What is required
Search the records for the string "caption", then copy each line where it appears.

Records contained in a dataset
▬▬▬▬▬▬▬▬▬▬
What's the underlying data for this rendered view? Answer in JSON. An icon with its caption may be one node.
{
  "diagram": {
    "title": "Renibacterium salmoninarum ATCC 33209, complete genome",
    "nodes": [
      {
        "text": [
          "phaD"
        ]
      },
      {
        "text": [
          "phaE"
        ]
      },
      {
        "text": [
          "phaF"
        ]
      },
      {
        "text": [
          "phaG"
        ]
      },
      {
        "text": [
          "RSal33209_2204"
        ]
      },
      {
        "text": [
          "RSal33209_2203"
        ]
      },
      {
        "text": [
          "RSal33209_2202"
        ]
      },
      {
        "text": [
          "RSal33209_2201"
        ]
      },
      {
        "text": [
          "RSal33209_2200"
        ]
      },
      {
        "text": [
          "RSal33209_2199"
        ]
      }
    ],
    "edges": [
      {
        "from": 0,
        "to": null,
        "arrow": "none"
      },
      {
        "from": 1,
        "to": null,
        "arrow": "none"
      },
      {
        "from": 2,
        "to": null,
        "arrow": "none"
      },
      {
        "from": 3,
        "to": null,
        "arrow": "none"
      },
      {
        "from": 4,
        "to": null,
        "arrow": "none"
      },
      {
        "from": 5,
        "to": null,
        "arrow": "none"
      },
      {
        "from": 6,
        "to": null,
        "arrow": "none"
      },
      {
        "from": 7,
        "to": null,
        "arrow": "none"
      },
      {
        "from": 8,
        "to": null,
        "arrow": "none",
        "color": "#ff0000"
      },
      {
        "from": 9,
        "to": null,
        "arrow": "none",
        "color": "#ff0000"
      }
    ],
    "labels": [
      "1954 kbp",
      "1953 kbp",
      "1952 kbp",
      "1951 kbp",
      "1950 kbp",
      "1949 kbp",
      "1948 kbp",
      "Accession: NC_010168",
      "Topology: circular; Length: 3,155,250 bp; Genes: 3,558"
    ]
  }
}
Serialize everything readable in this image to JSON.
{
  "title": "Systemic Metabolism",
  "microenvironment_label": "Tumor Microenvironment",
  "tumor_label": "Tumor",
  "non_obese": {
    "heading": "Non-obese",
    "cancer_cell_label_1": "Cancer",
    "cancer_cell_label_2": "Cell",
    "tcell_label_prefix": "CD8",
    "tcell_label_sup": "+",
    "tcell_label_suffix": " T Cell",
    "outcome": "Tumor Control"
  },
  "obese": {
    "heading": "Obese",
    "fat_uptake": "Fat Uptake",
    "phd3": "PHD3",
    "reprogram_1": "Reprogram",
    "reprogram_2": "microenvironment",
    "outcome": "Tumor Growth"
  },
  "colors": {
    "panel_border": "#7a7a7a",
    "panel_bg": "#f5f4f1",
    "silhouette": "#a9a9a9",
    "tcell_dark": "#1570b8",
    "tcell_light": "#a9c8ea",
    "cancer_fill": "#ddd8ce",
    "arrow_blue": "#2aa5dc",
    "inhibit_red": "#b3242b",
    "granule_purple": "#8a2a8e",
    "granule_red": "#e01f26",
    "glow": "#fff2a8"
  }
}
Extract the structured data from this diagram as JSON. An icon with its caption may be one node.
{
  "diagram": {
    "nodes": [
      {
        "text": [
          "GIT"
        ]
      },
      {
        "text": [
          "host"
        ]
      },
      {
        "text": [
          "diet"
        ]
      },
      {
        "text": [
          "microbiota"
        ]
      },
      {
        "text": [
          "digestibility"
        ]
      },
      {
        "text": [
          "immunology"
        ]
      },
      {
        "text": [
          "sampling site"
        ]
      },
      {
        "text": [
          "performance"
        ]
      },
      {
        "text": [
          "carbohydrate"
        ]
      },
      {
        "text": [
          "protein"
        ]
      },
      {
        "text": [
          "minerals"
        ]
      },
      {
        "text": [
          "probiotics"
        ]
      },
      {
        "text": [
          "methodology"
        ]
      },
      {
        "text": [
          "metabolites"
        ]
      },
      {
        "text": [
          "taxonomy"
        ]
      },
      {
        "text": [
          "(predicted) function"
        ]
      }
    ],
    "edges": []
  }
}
▬▬▬▬▬▬▬▬▬▬
Answer to this task
What's the underlying data for this rendered view? Answer in JSON. An icon with its caption may be one node.
Extract the structured data from this diagram as JSON. An icon with its caption may be one node.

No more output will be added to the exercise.